> [WHAT IS ASKED]:
Every line with the string "image" should be gathered.

> [INFORMATION SUPPLIED]:

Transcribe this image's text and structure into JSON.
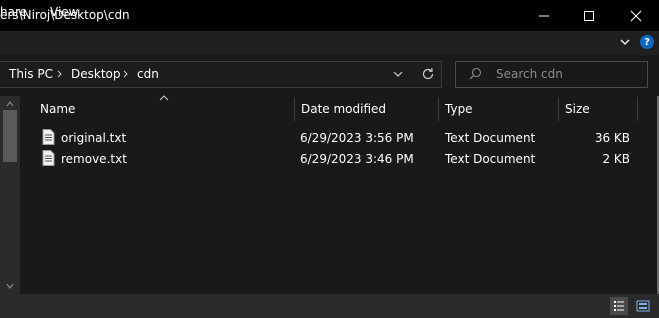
{
  "window": {
    "title": "ers\\Niroj\\Desktop\\cdn"
  },
  "ribbon": {
    "tabs": [
      "hare",
      "View"
    ],
    "help_label": "?"
  },
  "address": {
    "crumbs": [
      "This PC",
      "Desktop",
      "cdn"
    ],
    "search_placeholder": "Search cdn"
  },
  "columns": {
    "name": "Name",
    "date": "Date modified",
    "type": "Type",
    "size": "Size"
  },
  "files": [
    {
      "name": "original.txt",
      "date": "6/29/2023 3:56 PM",
      "type": "Text Document",
      "size": "36 KB"
    },
    {
      "name": "remove.txt",
      "date": "6/29/2023 3:46 PM",
      "type": "Text Document",
      "size": "2 KB"
    }
  ],
  "colors": {
    "background": "#191919",
    "titlebar": "#000000",
    "help_blue": "#0a69c7"
  }
}
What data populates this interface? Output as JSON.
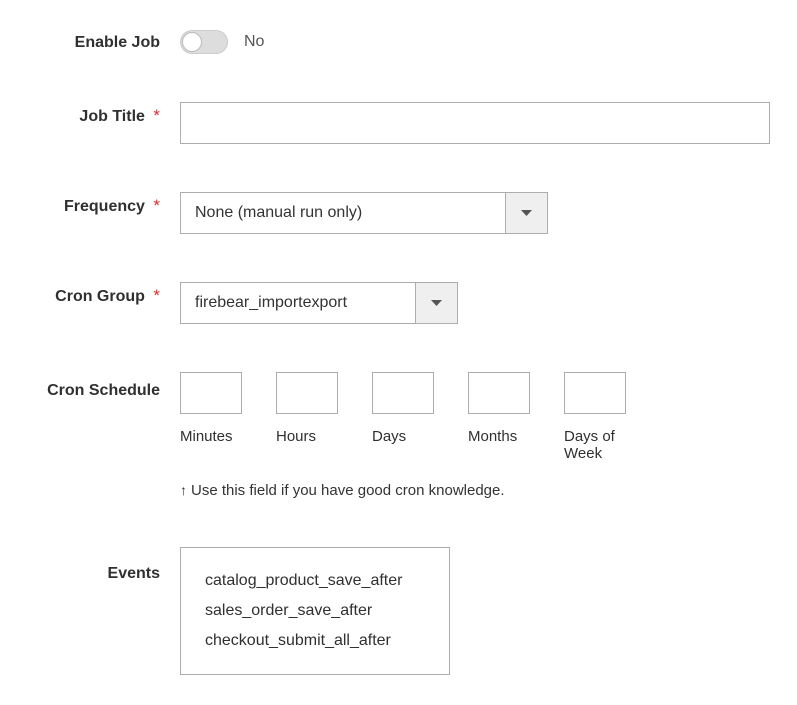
{
  "labels": {
    "enable_job": "Enable Job",
    "job_title": "Job Title",
    "frequency": "Frequency",
    "cron_group": "Cron Group",
    "cron_schedule": "Cron Schedule",
    "events": "Events",
    "required": "*"
  },
  "enable_job": {
    "value": false,
    "text": "No"
  },
  "job_title": {
    "value": ""
  },
  "frequency": {
    "selected": "None (manual run only)"
  },
  "cron_group": {
    "selected": "firebear_importexport"
  },
  "cron_schedule": {
    "minutes": {
      "label": "Minutes",
      "value": ""
    },
    "hours": {
      "label": "Hours",
      "value": ""
    },
    "days": {
      "label": "Days",
      "value": ""
    },
    "months": {
      "label": "Months",
      "value": ""
    },
    "dow": {
      "label": "Days of Week",
      "value": ""
    },
    "note_arrow": "↑",
    "note": "Use this field if you have good cron knowledge."
  },
  "events": {
    "items": {
      "i0": "catalog_product_save_after",
      "i1": "sales_order_save_after",
      "i2": "checkout_submit_all_after"
    }
  }
}
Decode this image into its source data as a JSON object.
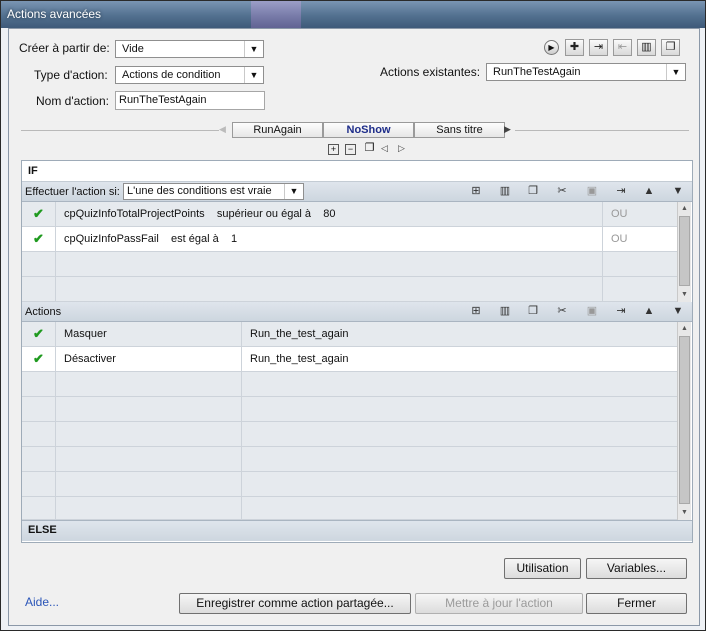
{
  "window": {
    "title": "Actions avancées"
  },
  "form": {
    "create_from_label": "Créer à partir de:",
    "create_from_value": "Vide",
    "action_type_label": "Type d'action:",
    "action_type_value": "Actions de condition",
    "action_name_label": "Nom d'action:",
    "action_name_value": "RunTheTestAgain",
    "existing_label": "Actions existantes:",
    "existing_value": "RunTheTestAgain"
  },
  "tabs": [
    "RunAgain",
    "NoShow",
    "Sans titre"
  ],
  "active_tab": "NoShow",
  "if_section": {
    "header": "IF",
    "perform_label": "Effectuer l'action si:",
    "perform_value": "L'une des conditions est vraie",
    "conditions": [
      {
        "variable": "cpQuizInfoTotalProjectPoints",
        "operator": "supérieur ou égal à",
        "value": "80",
        "connector": "OU"
      },
      {
        "variable": "cpQuizInfoPassFail",
        "operator": "est égal à",
        "value": "1",
        "connector": "OU"
      }
    ]
  },
  "actions_section": {
    "header": "Actions",
    "rows": [
      {
        "action": "Masquer",
        "target": "Run_the_test_again"
      },
      {
        "action": "Désactiver",
        "target": "Run_the_test_again"
      }
    ]
  },
  "else_section": {
    "header": "ELSE"
  },
  "buttons": {
    "usage": "Utilisation",
    "variables": "Variables...",
    "help": "Aide...",
    "save_shared": "Enregistrer comme action partagée...",
    "update": "Mettre à jour l'action",
    "close": "Fermer"
  },
  "icons": {
    "check": "✔",
    "play": "▶",
    "dropdown": "▼"
  },
  "colors": {
    "check": "#1f9a1f",
    "active_tab": "#1e2d8a",
    "link": "#2a55b8"
  }
}
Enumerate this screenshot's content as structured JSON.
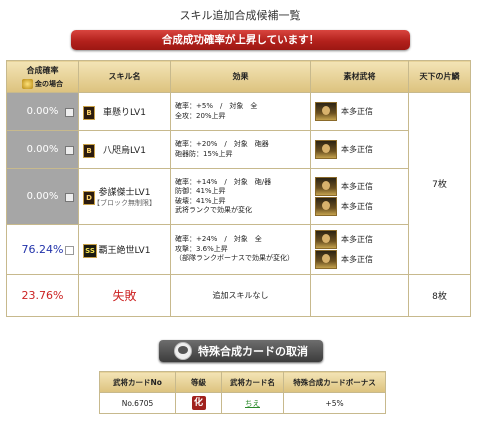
{
  "page_title": "スキル追加合成候補一覧",
  "banner": "合成成功確率が上昇しています！",
  "table": {
    "headers": {
      "rate": "合成確率",
      "gold_case": "金の場合",
      "skill": "スキル名",
      "effect": "効果",
      "material": "素材武将",
      "tenka": "天下の片鱗"
    },
    "rows": [
      {
        "rate": "0.00%",
        "rank": "B",
        "skill": "車懸りLV1",
        "effect": [
          "確率：+5%　/　対象　全",
          "全攻：20%上昇"
        ],
        "materials": [
          "本多正信"
        ]
      },
      {
        "rate": "0.00%",
        "rank": "B",
        "skill": "八咫烏LV1",
        "effect": [
          "確率：+20%　/　対象　砲器",
          "砲器防：15%上昇"
        ],
        "materials": [
          "本多正信"
        ]
      },
      {
        "rate": "0.00%",
        "rank": "D",
        "skill": "参謀傑士LV1",
        "sub": "【ブロック無制限】",
        "effect": [
          "確率：+14%　/　対象　砲/器",
          "防御：41%上昇",
          "破壊：41%上昇",
          "武将ランクで効果が変化"
        ],
        "materials": [
          "本多正信",
          "本多正信"
        ]
      },
      {
        "rate": "76.24%",
        "rank": "SS",
        "skill": "覇王絶世LV1",
        "effect": [
          "確率：+24%　/　対象　全",
          "攻撃：3.6%上昇",
          "（部隊ランクボーナスで効果が変化）"
        ],
        "materials": [
          "本多正信",
          "本多正信"
        ]
      }
    ],
    "tenka_count": "7枚",
    "fail": {
      "rate": "23.76%",
      "label": "失敗",
      "effect": "追加スキルなし",
      "tenka": "8枚"
    }
  },
  "cancel_button": "特殊合成カードの取消",
  "info_table": {
    "headers": [
      "武将カードNo",
      "等級",
      "武将カード名",
      "特殊合成カードボーナス"
    ],
    "row": {
      "no": "No.6705",
      "grade": "化",
      "name": "ちえ",
      "bonus": "+5%"
    }
  }
}
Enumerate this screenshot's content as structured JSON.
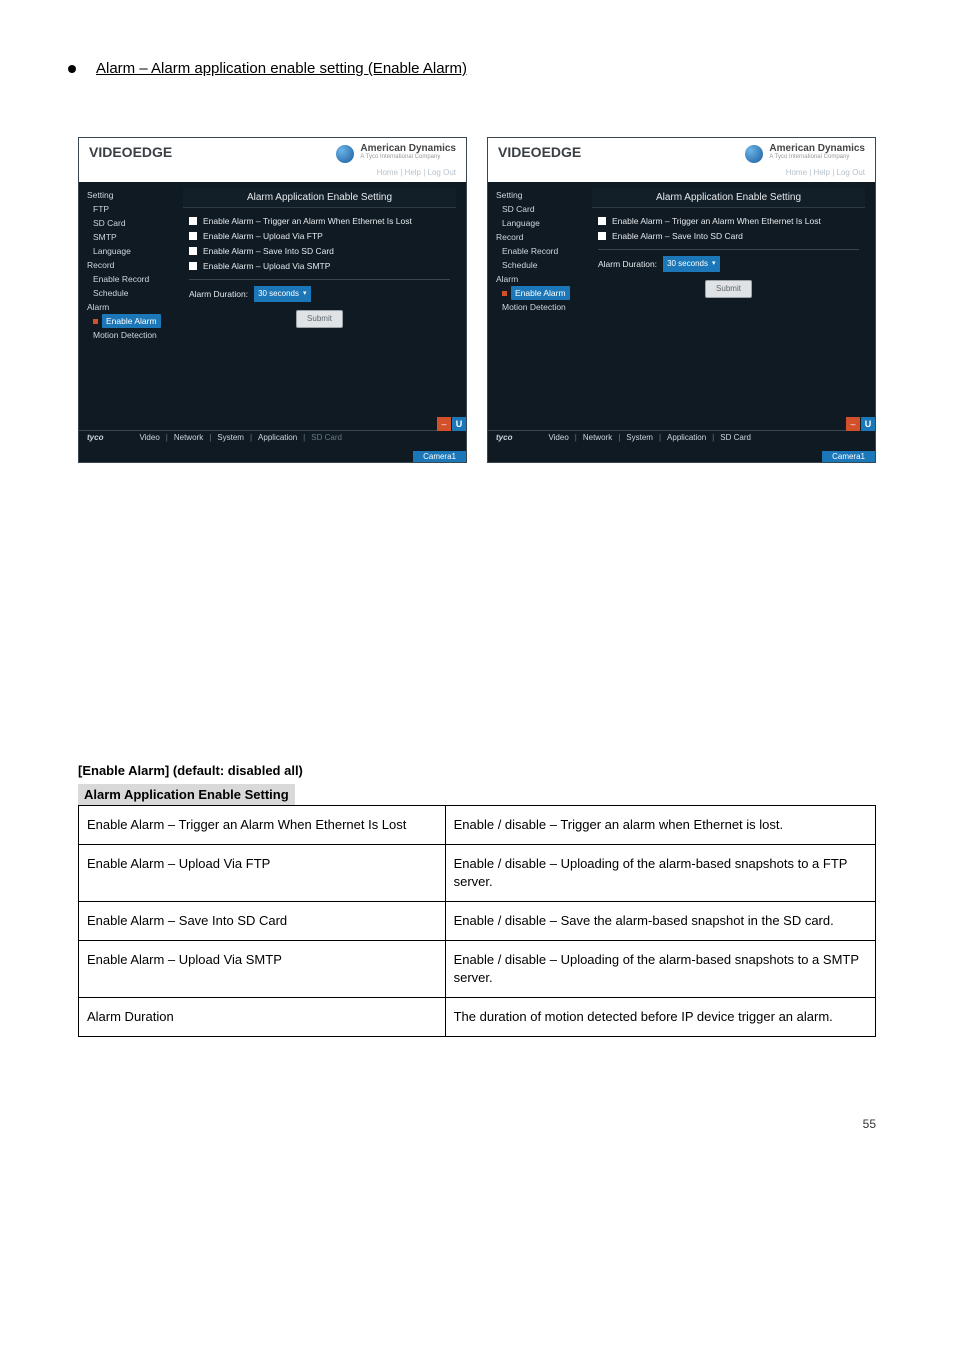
{
  "bullet_heading": "Alarm – Alarm application enable setting (Enable Alarm)",
  "shared": {
    "logo_left": "VIDEOEDGE",
    "brand": "American Dynamics",
    "brand_sub": "A Tyco International Company",
    "top_links": "Home   |   Help   |   Log Out",
    "panel_title": "Alarm Application Enable Setting",
    "cb1": "Enable Alarm – Trigger an Alarm When Ethernet Is Lost",
    "cb_ftp": "Enable Alarm – Upload Via FTP",
    "cb_sd": "Enable Alarm – Save Into SD Card",
    "cb_smtp": "Enable Alarm – Upload Via SMTP",
    "ad_label": "Alarm Duration:",
    "ad_value": "30 seconds",
    "submit": "Submit",
    "tyco": "tyco",
    "tabs": [
      "Video",
      "Network",
      "System",
      "Application",
      "SD Card"
    ],
    "camera": "Camera1",
    "corner_u": "U"
  },
  "navA": {
    "setting": "Setting",
    "ftp": "FTP",
    "sd": "SD Card",
    "smtp": "SMTP",
    "lang": "Language",
    "record": "Record",
    "enable_rec": "Enable Record",
    "schedule": "Schedule",
    "alarm": "Alarm",
    "enable_alarm": "Enable Alarm",
    "motion": "Motion Detection"
  },
  "navB": {
    "setting": "Setting",
    "sd": "SD Card",
    "lang": "Language",
    "record": "Record",
    "enable_rec": "Enable Record",
    "schedule": "Schedule",
    "alarm": "Alarm",
    "enable_alarm": "Enable Alarm",
    "motion": "Motion Detection"
  },
  "table_title": "[Enable Alarm] (default: disabled all)",
  "hdr1": "Alarm Application Enable Setting",
  "rows": [
    [
      "Enable Alarm – Trigger an Alarm When Ethernet Is Lost",
      "Enable / disable – Trigger an alarm when Ethernet is lost."
    ],
    [
      "Enable Alarm – Upload Via FTP",
      "Enable / disable – Uploading of the alarm-based snapshots to a FTP server."
    ],
    [
      "Enable Alarm – Save Into SD Card",
      "Enable / disable – Save the alarm-based snapshot in the SD card."
    ],
    [
      "Enable Alarm – Upload Via SMTP",
      "Enable / disable – Uploading of the alarm-based snapshots to a SMTP server."
    ],
    [
      "Alarm Duration",
      "The duration of motion detected before IP device trigger an alarm."
    ]
  ],
  "page_num": "55"
}
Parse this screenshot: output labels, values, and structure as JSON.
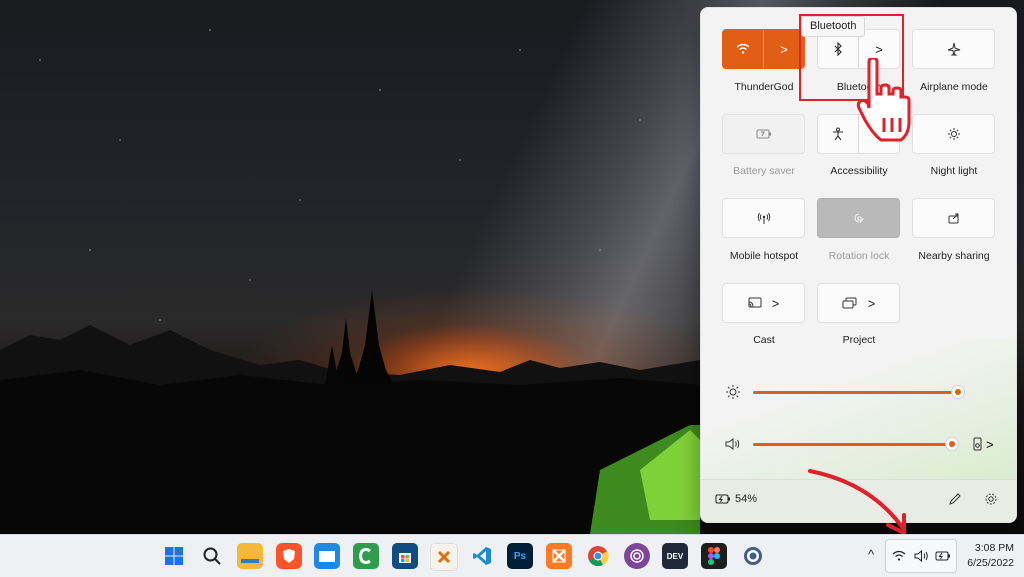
{
  "quick_settings": {
    "tiles": [
      {
        "id": "wifi",
        "label": "ThunderGod",
        "state": "on",
        "split": true
      },
      {
        "id": "bluetooth",
        "label": "Bluetooth",
        "state": "off",
        "split": true
      },
      {
        "id": "airplane",
        "label": "Airplane mode",
        "state": "off",
        "split": false
      },
      {
        "id": "battery-saver",
        "label": "Battery saver",
        "state": "disabled",
        "split": false
      },
      {
        "id": "accessibility",
        "label": "Accessibility",
        "state": "off",
        "split": true
      },
      {
        "id": "night-light",
        "label": "Night light",
        "state": "off",
        "split": false
      },
      {
        "id": "mobile-hotspot",
        "label": "Mobile hotspot",
        "state": "off",
        "split": false
      },
      {
        "id": "rotation-lock",
        "label": "Rotation lock",
        "state": "disabled",
        "split": false
      },
      {
        "id": "nearby-sharing",
        "label": "Nearby sharing",
        "state": "off",
        "split": false
      },
      {
        "id": "cast",
        "label": "Cast",
        "state": "off",
        "split": true
      },
      {
        "id": "project",
        "label": "Project",
        "state": "off",
        "split": true
      }
    ],
    "brightness_level": 1.0,
    "volume_level": 0.97,
    "battery_percent": "54%",
    "chevron": ">",
    "tooltip": "Bluetooth"
  },
  "taskbar": {
    "apps": [
      "start",
      "search",
      "file-explorer",
      "brave",
      "microsoft-store-alt",
      "camtasia",
      "app-store",
      "xampp-cp",
      "vscode",
      "photoshop",
      "xampp",
      "chrome",
      "tor-browser",
      "devdocs",
      "figma",
      "obs"
    ],
    "overflow_chevron": "^",
    "time": "3:08 PM",
    "date": "6/25/2022"
  },
  "colors": {
    "accent": "#e05f14",
    "annotation": "#e0202a"
  }
}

> [WRITTEN ANSWER]:
Transcribe this image's text and structure into JSON.
Decode this image into its source data as a JSON object.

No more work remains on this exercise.